(TASK STATEMENT) Omit every picture, then give all the entries again exactly.

Records about charts and figures
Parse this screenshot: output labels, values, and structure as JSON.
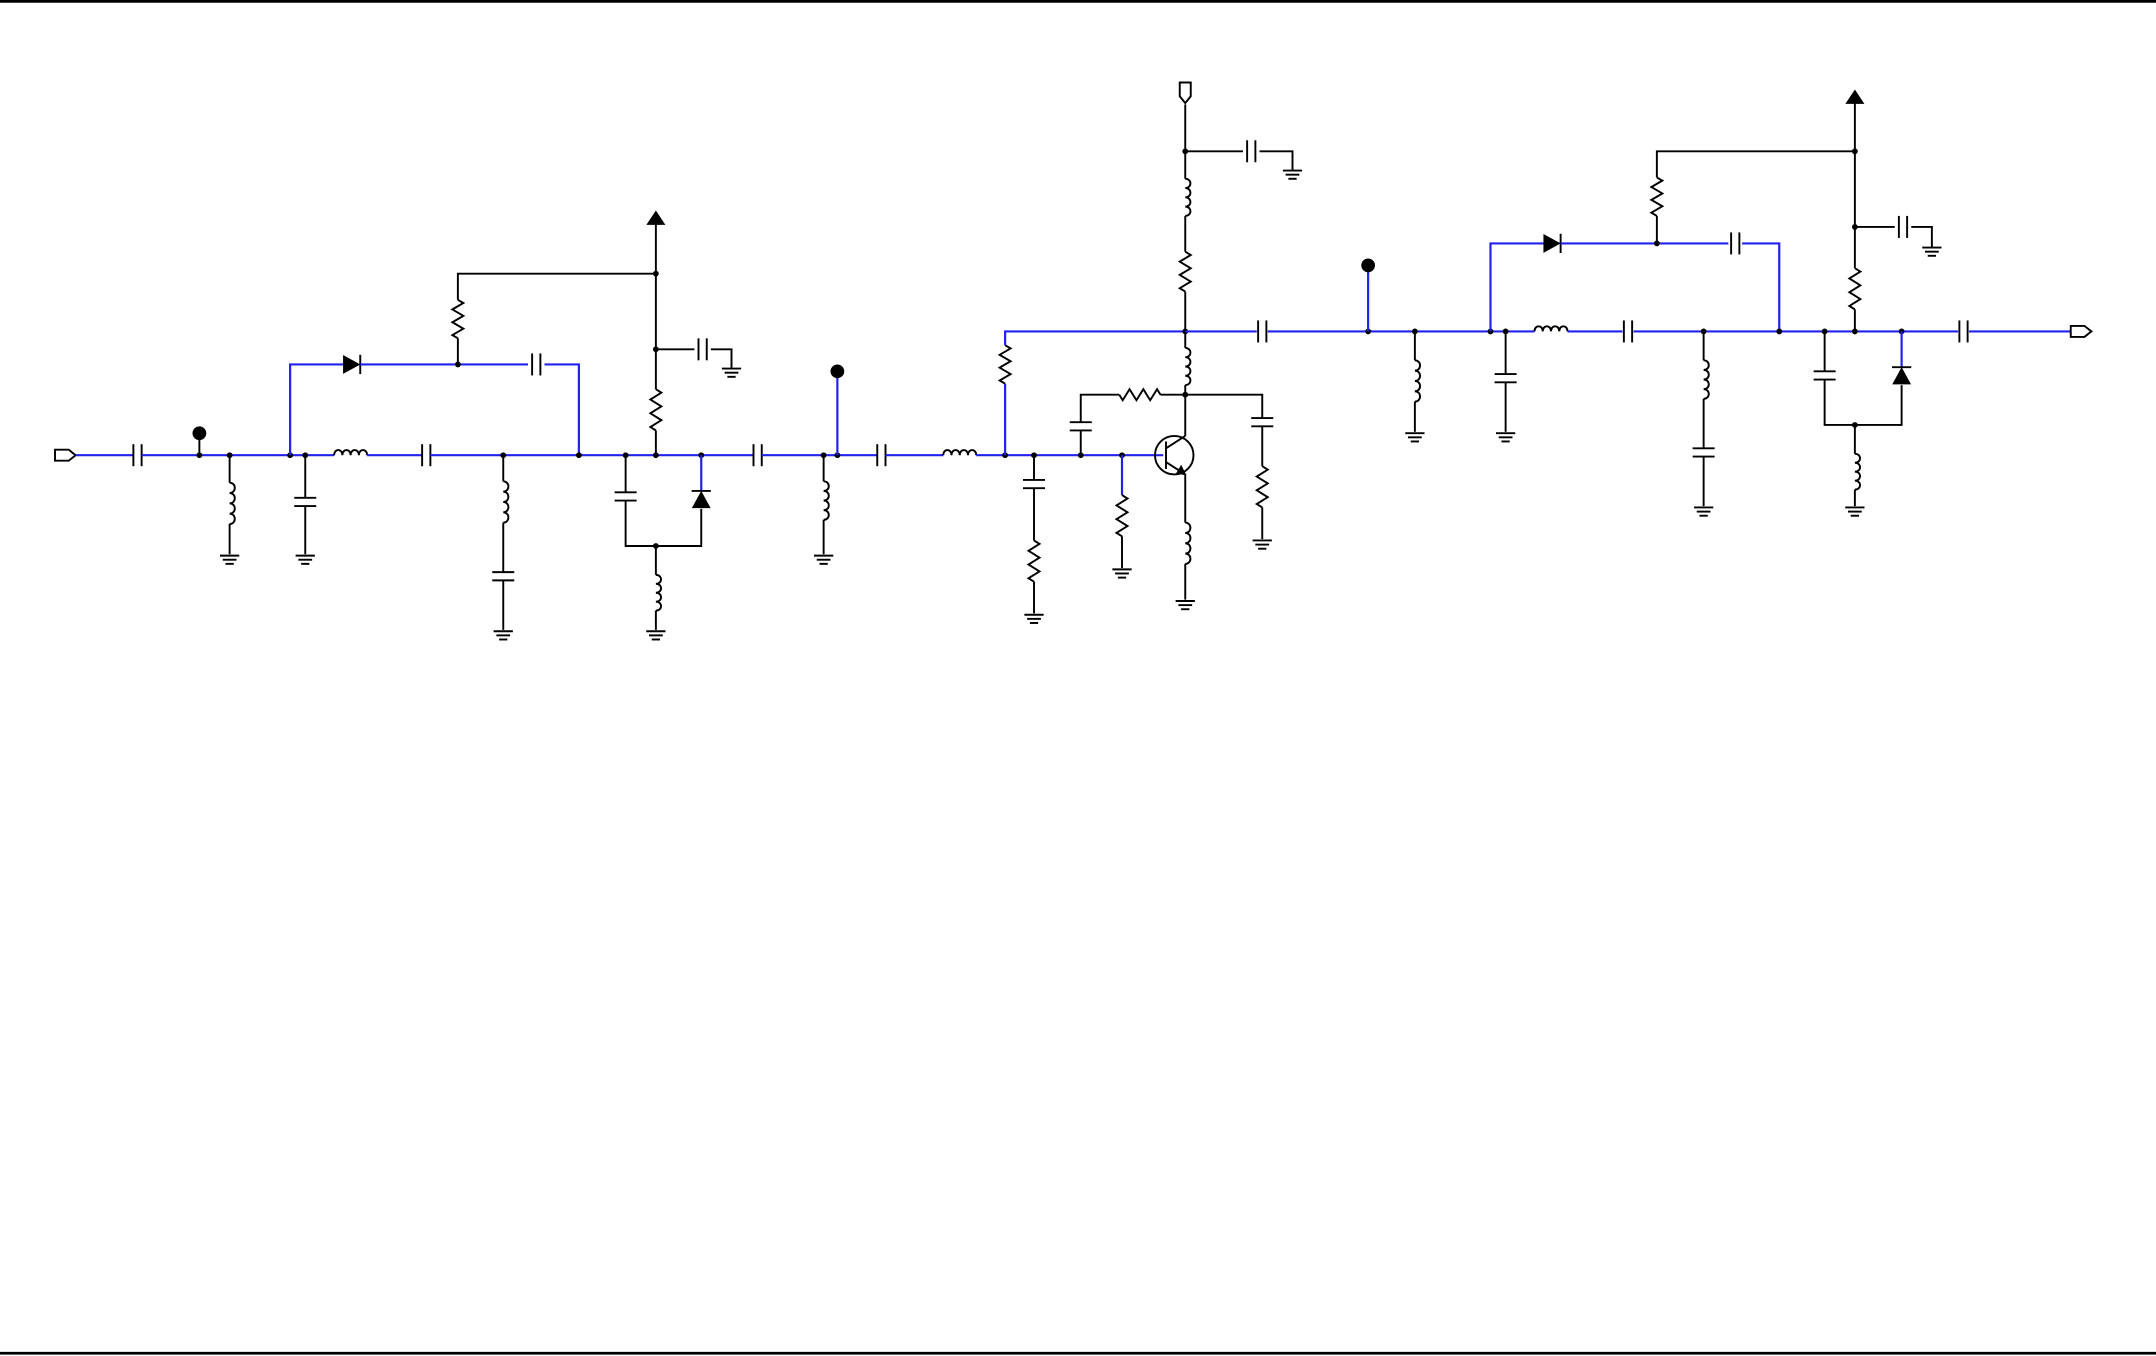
{
  "schematic": {
    "wire_color": "#000000",
    "signal_wire_color": "#2222ee",
    "background": "#ffffff",
    "symbols": {
      "port": "port-icon",
      "capacitor": "capacitor-icon",
      "inductor": "inductor-icon",
      "resistor": "resistor-icon",
      "diode": "diode-icon",
      "ground": "ground-icon",
      "supply": "supply-arrow-icon",
      "probe": "probe-dot-icon",
      "transistor": "npn-transistor-icon"
    }
  }
}
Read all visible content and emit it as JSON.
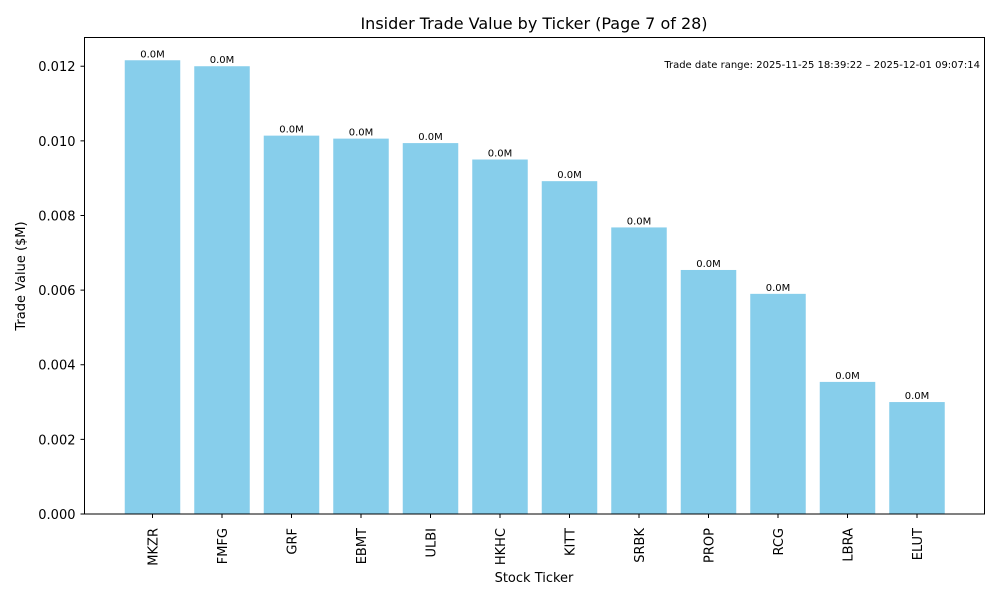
{
  "chart_data": {
    "type": "bar",
    "title": "Insider Trade Value by Ticker (Page 7 of 28)",
    "xlabel": "Stock Ticker",
    "ylabel": "Trade Value ($M)",
    "annotation": "Trade date range: 2025-11-25 18:39:22 – 2025-12-01 09:07:14",
    "categories": [
      "MKZR",
      "FMFG",
      "GRF",
      "EBMT",
      "ULBI",
      "HKHC",
      "KITT",
      "SRBK",
      "PROP",
      "RCG",
      "LBRA",
      "ELUT"
    ],
    "values": [
      0.01216,
      0.012,
      0.01014,
      0.01006,
      0.00994,
      0.0095,
      0.00892,
      0.00768,
      0.00654,
      0.0059,
      0.00354,
      0.003
    ],
    "data_labels": [
      "0.0M",
      "0.0M",
      "0.0M",
      "0.0M",
      "0.0M",
      "0.0M",
      "0.0M",
      "0.0M",
      "0.0M",
      "0.0M",
      "0.0M",
      "0.0M"
    ],
    "ylim": [
      0,
      0.01277
    ],
    "yticks": [
      0.0,
      0.002,
      0.004,
      0.006,
      0.008,
      0.01,
      0.012
    ],
    "ytick_labels": [
      "0.000",
      "0.002",
      "0.004",
      "0.006",
      "0.008",
      "0.010",
      "0.012"
    ],
    "grid": false,
    "bar_color": "#87CEEB"
  }
}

(WORKED ANSWER)
Parse this screenshot: output labels, values, and structure as JSON.
{
  "schematic": {
    "wire_color": "#000000",
    "signal_wire_color": "#2222ee",
    "background": "#ffffff",
    "symbols": {
      "port": "port-icon",
      "capacitor": "capacitor-icon",
      "inductor": "inductor-icon",
      "resistor": "resistor-icon",
      "diode": "diode-icon",
      "ground": "ground-icon",
      "supply": "supply-arrow-icon",
      "probe": "probe-dot-icon",
      "transistor": "npn-transistor-icon"
    }
  }
}
Read all visible content and emit it as JSON.
{
  "chart_data": {
    "type": "bar",
    "title": "Insider Trade Value by Ticker (Page 7 of 28)",
    "xlabel": "Stock Ticker",
    "ylabel": "Trade Value ($M)",
    "annotation": "Trade date range: 2025-11-25 18:39:22 – 2025-12-01 09:07:14",
    "categories": [
      "MKZR",
      "FMFG",
      "GRF",
      "EBMT",
      "ULBI",
      "HKHC",
      "KITT",
      "SRBK",
      "PROP",
      "RCG",
      "LBRA",
      "ELUT"
    ],
    "values": [
      0.01216,
      0.012,
      0.01014,
      0.01006,
      0.00994,
      0.0095,
      0.00892,
      0.00768,
      0.00654,
      0.0059,
      0.00354,
      0.003
    ],
    "data_labels": [
      "0.0M",
      "0.0M",
      "0.0M",
      "0.0M",
      "0.0M",
      "0.0M",
      "0.0M",
      "0.0M",
      "0.0M",
      "0.0M",
      "0.0M",
      "0.0M"
    ],
    "ylim": [
      0,
      0.01277
    ],
    "yticks": [
      0.0,
      0.002,
      0.004,
      0.006,
      0.008,
      0.01,
      0.012
    ],
    "ytick_labels": [
      "0.000",
      "0.002",
      "0.004",
      "0.006",
      "0.008",
      "0.010",
      "0.012"
    ],
    "grid": false,
    "bar_color": "#87CEEB"
  }
}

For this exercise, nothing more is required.